▶ SUPPLIED RECORDS:

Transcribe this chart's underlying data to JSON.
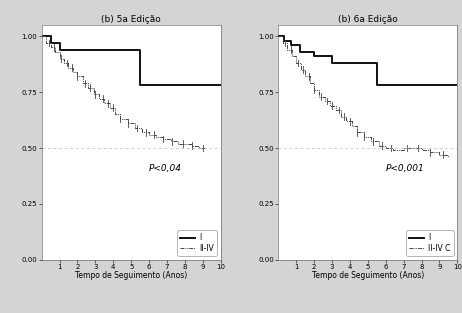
{
  "panel_b_title": "(b) 5a Edição",
  "panel_c_title": "(b) 6a Edição",
  "xlabel": "Tempo de Seguimento (Anos)",
  "xlim": [
    0,
    10
  ],
  "ylim": [
    0.0,
    1.05
  ],
  "yticks": [
    0.0,
    0.25,
    0.5,
    0.75,
    1.0
  ],
  "ytick_labels": [
    "0.00",
    "0.25",
    "0.50",
    "0.75",
    "1.00"
  ],
  "xticks": [
    1,
    2,
    3,
    4,
    5,
    6,
    7,
    8,
    9,
    10
  ],
  "pvalue_b": "P<0,04",
  "pvalue_c": "P<0,001",
  "legend_b": [
    "I",
    "II-IV"
  ],
  "legend_c": [
    "I",
    "II-IV C"
  ],
  "bg_color": "#d4d4d4",
  "plot_bg": "#ffffff",
  "line_color_I": "#111111",
  "line_color_IIIV": "#444444",
  "hline_color": "#aaaaaa",
  "title_fontsize": 6.5,
  "label_fontsize": 5.5,
  "tick_fontsize": 5,
  "pvalue_fontsize": 6.5,
  "legend_fontsize": 5.5,
  "panel_b_stage_I_x": [
    0,
    0.5,
    1.0,
    1.5,
    4.8,
    5.5,
    10
  ],
  "panel_b_stage_I_y": [
    1.0,
    0.97,
    0.94,
    0.94,
    0.94,
    0.78,
    0.78
  ],
  "panel_b_IIIV_x": [
    0,
    0.25,
    0.5,
    0.75,
    1.0,
    1.25,
    1.5,
    1.75,
    2.0,
    2.3,
    2.6,
    2.9,
    3.2,
    3.5,
    3.8,
    4.1,
    4.4,
    4.8,
    5.2,
    5.6,
    6.0,
    6.4,
    6.8,
    7.2,
    7.6,
    8.0,
    8.4,
    8.8,
    9.2
  ],
  "panel_b_IIIV_y": [
    1.0,
    0.97,
    0.95,
    0.93,
    0.9,
    0.88,
    0.86,
    0.84,
    0.82,
    0.79,
    0.77,
    0.74,
    0.72,
    0.7,
    0.68,
    0.65,
    0.63,
    0.61,
    0.59,
    0.57,
    0.56,
    0.55,
    0.54,
    0.53,
    0.52,
    0.52,
    0.51,
    0.5,
    0.5
  ],
  "panel_b_censor_x": [
    0.4,
    0.7,
    1.1,
    1.4,
    1.7,
    2.0,
    2.4,
    2.7,
    3.0,
    3.4,
    3.7,
    4.0,
    4.4,
    4.8,
    5.3,
    5.8,
    6.3,
    6.8,
    7.3,
    7.9,
    8.4,
    9.0
  ],
  "panel_c_stage_I_x": [
    0,
    0.3,
    0.7,
    1.2,
    2.0,
    3.0,
    4.8,
    5.5,
    10
  ],
  "panel_c_stage_I_y": [
    1.0,
    0.98,
    0.96,
    0.93,
    0.91,
    0.88,
    0.88,
    0.78,
    0.78
  ],
  "panel_c_IIIV_x": [
    0,
    0.25,
    0.5,
    0.75,
    1.0,
    1.25,
    1.5,
    1.75,
    2.0,
    2.3,
    2.6,
    2.9,
    3.2,
    3.5,
    3.8,
    4.1,
    4.4,
    4.8,
    5.2,
    5.6,
    6.0,
    6.4,
    7.0,
    7.5,
    8.0,
    8.5,
    9.0,
    9.5
  ],
  "panel_c_IIIV_y": [
    1.0,
    0.97,
    0.94,
    0.91,
    0.88,
    0.85,
    0.82,
    0.79,
    0.76,
    0.73,
    0.71,
    0.69,
    0.67,
    0.64,
    0.62,
    0.6,
    0.57,
    0.55,
    0.53,
    0.51,
    0.5,
    0.49,
    0.5,
    0.5,
    0.49,
    0.48,
    0.47,
    0.46
  ],
  "panel_c_censor_x": [
    0.4,
    0.7,
    1.1,
    1.4,
    1.7,
    2.0,
    2.4,
    2.7,
    3.0,
    3.4,
    3.7,
    4.0,
    4.4,
    4.8,
    5.3,
    5.8,
    6.3,
    7.2,
    7.8,
    8.5,
    9.2
  ]
}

▶ TASK TO COMPLETE:
Omit the pictures and output all of the other material exactly.

▶ RESULT OF THIS TASK:
Transcribe this chart's underlying data to JSON.
{
  "panel_b_title": "(b) 5a Edição",
  "panel_c_title": "(b) 6a Edição",
  "xlabel": "Tempo de Seguimento (Anos)",
  "xlim": [
    0,
    10
  ],
  "ylim": [
    0.0,
    1.05
  ],
  "yticks": [
    0.0,
    0.25,
    0.5,
    0.75,
    1.0
  ],
  "ytick_labels": [
    "0.00",
    "0.25",
    "0.50",
    "0.75",
    "1.00"
  ],
  "xticks": [
    1,
    2,
    3,
    4,
    5,
    6,
    7,
    8,
    9,
    10
  ],
  "pvalue_b": "P<0,04",
  "pvalue_c": "P<0,001",
  "legend_b": [
    "I",
    "II-IV"
  ],
  "legend_c": [
    "I",
    "II-IV C"
  ],
  "bg_color": "#d4d4d4",
  "plot_bg": "#ffffff",
  "line_color_I": "#111111",
  "line_color_IIIV": "#444444",
  "hline_color": "#aaaaaa",
  "title_fontsize": 6.5,
  "label_fontsize": 5.5,
  "tick_fontsize": 5,
  "pvalue_fontsize": 6.5,
  "legend_fontsize": 5.5,
  "panel_b_stage_I_x": [
    0,
    0.5,
    1.0,
    1.5,
    4.8,
    5.5,
    10
  ],
  "panel_b_stage_I_y": [
    1.0,
    0.97,
    0.94,
    0.94,
    0.94,
    0.78,
    0.78
  ],
  "panel_b_IIIV_x": [
    0,
    0.25,
    0.5,
    0.75,
    1.0,
    1.25,
    1.5,
    1.75,
    2.0,
    2.3,
    2.6,
    2.9,
    3.2,
    3.5,
    3.8,
    4.1,
    4.4,
    4.8,
    5.2,
    5.6,
    6.0,
    6.4,
    6.8,
    7.2,
    7.6,
    8.0,
    8.4,
    8.8,
    9.2
  ],
  "panel_b_IIIV_y": [
    1.0,
    0.97,
    0.95,
    0.93,
    0.9,
    0.88,
    0.86,
    0.84,
    0.82,
    0.79,
    0.77,
    0.74,
    0.72,
    0.7,
    0.68,
    0.65,
    0.63,
    0.61,
    0.59,
    0.57,
    0.56,
    0.55,
    0.54,
    0.53,
    0.52,
    0.52,
    0.51,
    0.5,
    0.5
  ],
  "panel_b_censor_x": [
    0.4,
    0.7,
    1.1,
    1.4,
    1.7,
    2.0,
    2.4,
    2.7,
    3.0,
    3.4,
    3.7,
    4.0,
    4.4,
    4.8,
    5.3,
    5.8,
    6.3,
    6.8,
    7.3,
    7.9,
    8.4,
    9.0
  ],
  "panel_c_stage_I_x": [
    0,
    0.3,
    0.7,
    1.2,
    2.0,
    3.0,
    4.8,
    5.5,
    10
  ],
  "panel_c_stage_I_y": [
    1.0,
    0.98,
    0.96,
    0.93,
    0.91,
    0.88,
    0.88,
    0.78,
    0.78
  ],
  "panel_c_IIIV_x": [
    0,
    0.25,
    0.5,
    0.75,
    1.0,
    1.25,
    1.5,
    1.75,
    2.0,
    2.3,
    2.6,
    2.9,
    3.2,
    3.5,
    3.8,
    4.1,
    4.4,
    4.8,
    5.2,
    5.6,
    6.0,
    6.4,
    7.0,
    7.5,
    8.0,
    8.5,
    9.0,
    9.5
  ],
  "panel_c_IIIV_y": [
    1.0,
    0.97,
    0.94,
    0.91,
    0.88,
    0.85,
    0.82,
    0.79,
    0.76,
    0.73,
    0.71,
    0.69,
    0.67,
    0.64,
    0.62,
    0.6,
    0.57,
    0.55,
    0.53,
    0.51,
    0.5,
    0.49,
    0.5,
    0.5,
    0.49,
    0.48,
    0.47,
    0.46
  ],
  "panel_c_censor_x": [
    0.4,
    0.7,
    1.1,
    1.4,
    1.7,
    2.0,
    2.4,
    2.7,
    3.0,
    3.4,
    3.7,
    4.0,
    4.4,
    4.8,
    5.3,
    5.8,
    6.3,
    7.2,
    7.8,
    8.5,
    9.2
  ]
}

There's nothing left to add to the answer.